**What the exercise asks**
Take all the material and copy it exactly.

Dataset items

----

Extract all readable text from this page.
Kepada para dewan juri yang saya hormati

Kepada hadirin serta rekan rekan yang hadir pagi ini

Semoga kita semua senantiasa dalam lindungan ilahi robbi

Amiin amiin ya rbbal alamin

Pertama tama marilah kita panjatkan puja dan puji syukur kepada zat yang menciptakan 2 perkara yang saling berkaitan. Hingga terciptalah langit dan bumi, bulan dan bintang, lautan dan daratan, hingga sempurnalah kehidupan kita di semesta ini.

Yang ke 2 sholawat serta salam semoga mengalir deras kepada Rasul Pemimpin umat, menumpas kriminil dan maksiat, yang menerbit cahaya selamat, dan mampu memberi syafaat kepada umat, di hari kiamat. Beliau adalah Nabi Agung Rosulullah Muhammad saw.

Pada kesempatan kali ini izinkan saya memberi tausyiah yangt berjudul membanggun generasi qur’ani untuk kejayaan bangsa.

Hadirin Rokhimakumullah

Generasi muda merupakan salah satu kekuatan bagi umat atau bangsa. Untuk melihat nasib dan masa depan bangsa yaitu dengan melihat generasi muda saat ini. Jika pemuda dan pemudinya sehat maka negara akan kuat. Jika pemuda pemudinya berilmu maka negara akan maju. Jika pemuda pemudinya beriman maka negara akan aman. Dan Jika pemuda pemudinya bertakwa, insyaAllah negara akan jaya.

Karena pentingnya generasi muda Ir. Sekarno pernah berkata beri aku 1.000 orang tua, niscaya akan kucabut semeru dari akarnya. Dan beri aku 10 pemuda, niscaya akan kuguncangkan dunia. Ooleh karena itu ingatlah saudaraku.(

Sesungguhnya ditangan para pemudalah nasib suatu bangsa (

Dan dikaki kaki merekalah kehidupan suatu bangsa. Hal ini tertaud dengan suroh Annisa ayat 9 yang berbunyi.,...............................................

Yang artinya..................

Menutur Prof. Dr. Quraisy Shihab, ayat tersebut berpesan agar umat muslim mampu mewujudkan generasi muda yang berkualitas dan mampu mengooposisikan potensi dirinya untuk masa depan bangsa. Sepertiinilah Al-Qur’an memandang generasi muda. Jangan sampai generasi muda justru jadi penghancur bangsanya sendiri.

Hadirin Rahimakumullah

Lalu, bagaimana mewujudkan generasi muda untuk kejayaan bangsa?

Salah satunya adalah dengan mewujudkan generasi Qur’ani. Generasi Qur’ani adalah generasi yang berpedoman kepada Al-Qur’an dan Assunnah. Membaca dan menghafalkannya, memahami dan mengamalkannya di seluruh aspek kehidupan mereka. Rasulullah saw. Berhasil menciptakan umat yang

----

**The solution**
Extract all readable text from this page.
Kepada para dewan juri yang saya hormati

Kepada hadirin serta rekan rekan yang hadir pagi ini

Semoga kita semua senantiasa dalam lindungan ilahi robbi

Amiin amiin ya rbbal alamin

Pertama tama marilah kita panjatkan puja dan puji syukur kepada zat yang menciptakan 2 perkara yang saling berkaitan. Hingga terciptalah langit dan bumi, bulan dan bintang, lautan dan daratan, hingga sempurnalah kehidupan kita di semesta ini.

Yang ke 2 sholawat serta salam semoga mengalir deras kepada Rasul Pemimpin umat, menumpas kriminil dan maksiat, yang menerbit cahaya selamat, dan mampu memberi syafaat kepada umat, di hari kiamat. Beliau adalah Nabi Agung Rosulullah Muhammad saw.

Pada kesempatan kali ini izinkan saya memberi tausyiah yangt berjudul membanggun generasi qur’ani untuk kejayaan bangsa.

Hadirin Rokhimakumullah

Generasi muda merupakan salah satu kekuatan bagi umat atau bangsa. Untuk melihat nasib dan masa depan bangsa yaitu dengan melihat generasi muda saat ini. Jika pemuda dan pemudinya sehat maka negara akan kuat. Jika pemuda pemudinya berilmu maka negara akan maju. Jika pemuda pemudinya beriman maka negara akan aman. Dan Jika pemuda pemudinya bertakwa, insyaAllah negara akan jaya.

Karena pentingnya generasi muda Ir. Sekarno pernah berkata beri aku 1.000 orang tua, niscaya akan kucabut semeru dari akarnya. Dan beri aku 10 pemuda, niscaya akan kuguncangkan dunia. Ooleh karena itu ingatlah saudaraku.(

Sesungguhnya ditangan para pemudalah nasib suatu bangsa (

Dan dikaki kaki merekalah kehidupan suatu bangsa. Hal ini tertaud dengan suroh Annisa ayat 9 yang berbunyi.,...............................................

Yang artinya..................

Menutur Prof. Dr. Quraisy Shihab, ayat tersebut berpesan agar umat muslim mampu mewujudkan generasi muda yang berkualitas dan mampu mengooposisikan potensi dirinya untuk masa depan bangsa. Sepertiinilah Al-Qur’an memandang generasi muda. Jangan sampai generasi muda justru jadi penghancur bangsanya sendiri.

Hadirin Rahimakumullah

Lalu, bagaimana mewujudkan generasi muda untuk kejayaan bangsa?

Salah satunya adalah dengan mewujudkan generasi Qur’ani. Generasi Qur’ani adalah generasi yang berpedoman kepada Al-Qur’an dan Assunnah. Membaca dan menghafalkannya, memahami dan mengamalkannya di seluruh aspek kehidupan mereka. Rasulullah saw. Berhasil menciptakan umat yang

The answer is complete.